§ **Brief**: Among the lines below, count those with "积极进取". Give only the number.

Data excerpts
● ● ● ●
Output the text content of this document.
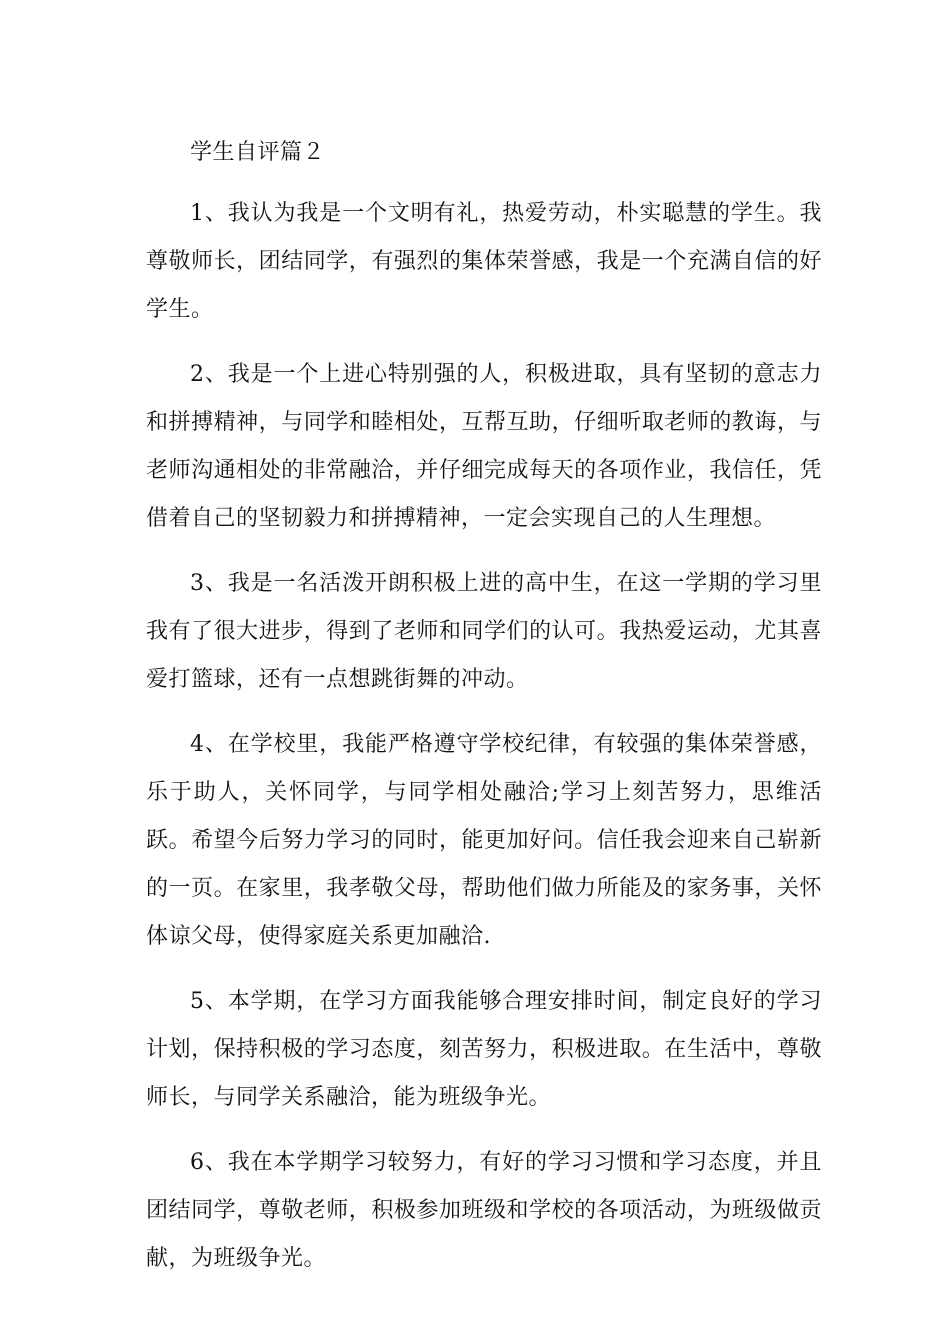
学生自评篇２

1、我认为我是一个文明有礼，热爱劳动，朴实聪慧的学生。我尊敬师长，团结同学，有强烈的集体荣誉感，我是一个充满自信的好学生。

2、我是一个上进心特别强的人，积极进取，具有坚韧的意志力和拼搏精神，与同学和睦相处，互帮互助，仔细听取老师的教诲，与老师沟通相处的非常融洽，并仔细完成每天的各项作业，我信任，凭借着自己的坚韧毅力和拼搏精神，一定会实现自己的人生理想。

3、我是一名活泼开朗积极上进的高中生，在这一学期的学习里我有了很大进步，得到了老师和同学们的认可。我热爱运动，尤其喜爱打篮球，还有一点想跳街舞的冲动。

4、在学校里，我能严格遵守学校纪律，有较强的集体荣誉感，乐于助人，关怀同学，与同学相处融洽;学习上刻苦努力，思维活跃。希望今后努力学习的同时，能更加好问。信任我会迎来自己崭新的一页。在家里，我孝敬父母，帮助他们做力所能及的家务事，关怀体谅父母，使得家庭关系更加融洽.

5、本学期，在学习方面我能够合理安排时间，制定良好的学习计划，保持积极的学习态度，刻苦努力，积极进取。在生活中，尊敬师长，与同学关系融洽，能为班级争光。

6、我在本学期学习较努力，有好的学习习惯和学习态度，并且团结同学，尊敬老师，积极参加班级和学校的各项活动，为班级做贡献，为班级争光。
● ● ● ●
§ **Reply**: 2